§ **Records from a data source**
******************************

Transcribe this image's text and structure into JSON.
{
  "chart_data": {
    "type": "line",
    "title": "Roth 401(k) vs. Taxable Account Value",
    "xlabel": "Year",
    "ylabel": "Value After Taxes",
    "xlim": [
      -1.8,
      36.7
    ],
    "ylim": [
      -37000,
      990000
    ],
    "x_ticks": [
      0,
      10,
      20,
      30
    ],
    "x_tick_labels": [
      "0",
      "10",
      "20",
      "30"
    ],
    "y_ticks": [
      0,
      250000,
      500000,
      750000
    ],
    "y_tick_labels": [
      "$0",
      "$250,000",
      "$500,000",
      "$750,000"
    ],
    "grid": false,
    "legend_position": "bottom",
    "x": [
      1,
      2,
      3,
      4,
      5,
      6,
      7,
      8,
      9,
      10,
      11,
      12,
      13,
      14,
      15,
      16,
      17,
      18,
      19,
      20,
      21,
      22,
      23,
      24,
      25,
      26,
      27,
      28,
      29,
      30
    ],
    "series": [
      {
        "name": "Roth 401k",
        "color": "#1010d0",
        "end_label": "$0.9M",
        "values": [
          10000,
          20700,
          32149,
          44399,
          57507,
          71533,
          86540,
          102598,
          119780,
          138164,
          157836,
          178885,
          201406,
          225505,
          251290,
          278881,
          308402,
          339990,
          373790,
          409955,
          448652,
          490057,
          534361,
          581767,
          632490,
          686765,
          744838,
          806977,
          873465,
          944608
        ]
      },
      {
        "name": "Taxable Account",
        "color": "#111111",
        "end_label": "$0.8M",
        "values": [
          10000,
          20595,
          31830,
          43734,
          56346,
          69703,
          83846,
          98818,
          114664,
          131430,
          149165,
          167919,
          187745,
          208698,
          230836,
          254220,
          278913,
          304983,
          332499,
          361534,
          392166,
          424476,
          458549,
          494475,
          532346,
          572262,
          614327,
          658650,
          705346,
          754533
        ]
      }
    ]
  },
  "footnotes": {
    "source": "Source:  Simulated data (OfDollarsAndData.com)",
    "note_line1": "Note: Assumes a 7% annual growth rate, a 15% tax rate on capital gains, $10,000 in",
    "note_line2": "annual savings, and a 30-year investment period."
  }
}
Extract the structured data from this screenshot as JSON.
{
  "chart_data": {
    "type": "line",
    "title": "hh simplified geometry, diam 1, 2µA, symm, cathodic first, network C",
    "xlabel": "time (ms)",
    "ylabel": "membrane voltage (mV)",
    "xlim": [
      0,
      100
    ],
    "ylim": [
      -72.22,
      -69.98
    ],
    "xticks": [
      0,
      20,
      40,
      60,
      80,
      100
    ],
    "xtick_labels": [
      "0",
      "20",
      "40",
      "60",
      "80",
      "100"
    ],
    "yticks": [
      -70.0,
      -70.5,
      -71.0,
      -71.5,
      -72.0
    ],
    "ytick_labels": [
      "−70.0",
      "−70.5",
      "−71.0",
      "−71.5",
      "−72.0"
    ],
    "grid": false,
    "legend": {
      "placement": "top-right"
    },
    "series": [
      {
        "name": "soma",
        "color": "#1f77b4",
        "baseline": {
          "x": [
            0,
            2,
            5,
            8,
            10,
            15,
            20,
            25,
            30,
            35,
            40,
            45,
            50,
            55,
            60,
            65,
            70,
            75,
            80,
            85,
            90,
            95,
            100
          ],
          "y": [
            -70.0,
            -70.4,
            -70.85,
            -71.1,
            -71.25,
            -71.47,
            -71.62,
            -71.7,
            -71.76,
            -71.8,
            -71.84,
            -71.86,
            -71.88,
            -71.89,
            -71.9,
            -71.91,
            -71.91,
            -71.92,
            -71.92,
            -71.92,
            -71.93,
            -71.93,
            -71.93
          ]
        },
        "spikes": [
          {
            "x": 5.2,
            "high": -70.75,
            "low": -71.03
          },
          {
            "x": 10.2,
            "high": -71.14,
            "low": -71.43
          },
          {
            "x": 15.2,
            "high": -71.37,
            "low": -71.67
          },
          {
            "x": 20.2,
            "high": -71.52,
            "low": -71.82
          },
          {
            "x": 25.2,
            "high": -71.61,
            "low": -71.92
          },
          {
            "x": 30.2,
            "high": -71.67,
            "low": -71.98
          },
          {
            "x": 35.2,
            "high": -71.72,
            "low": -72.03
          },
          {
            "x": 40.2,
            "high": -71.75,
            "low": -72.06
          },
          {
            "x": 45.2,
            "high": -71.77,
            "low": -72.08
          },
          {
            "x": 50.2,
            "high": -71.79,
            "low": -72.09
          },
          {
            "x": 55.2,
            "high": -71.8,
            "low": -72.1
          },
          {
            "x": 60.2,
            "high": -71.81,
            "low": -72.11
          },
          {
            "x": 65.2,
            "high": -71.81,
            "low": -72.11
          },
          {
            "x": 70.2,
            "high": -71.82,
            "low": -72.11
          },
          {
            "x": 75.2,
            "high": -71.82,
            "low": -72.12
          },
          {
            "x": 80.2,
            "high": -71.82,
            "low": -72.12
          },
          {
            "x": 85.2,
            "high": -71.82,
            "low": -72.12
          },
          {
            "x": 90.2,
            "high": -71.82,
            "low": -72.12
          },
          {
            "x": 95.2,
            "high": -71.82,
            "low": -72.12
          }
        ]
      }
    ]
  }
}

******************************

§ **Exercise prompt**
List each line holding the string "JSON".

§ **Task answer**
Transcribe this image's text and structure into JSON.
Extract the structured data from this screenshot as JSON.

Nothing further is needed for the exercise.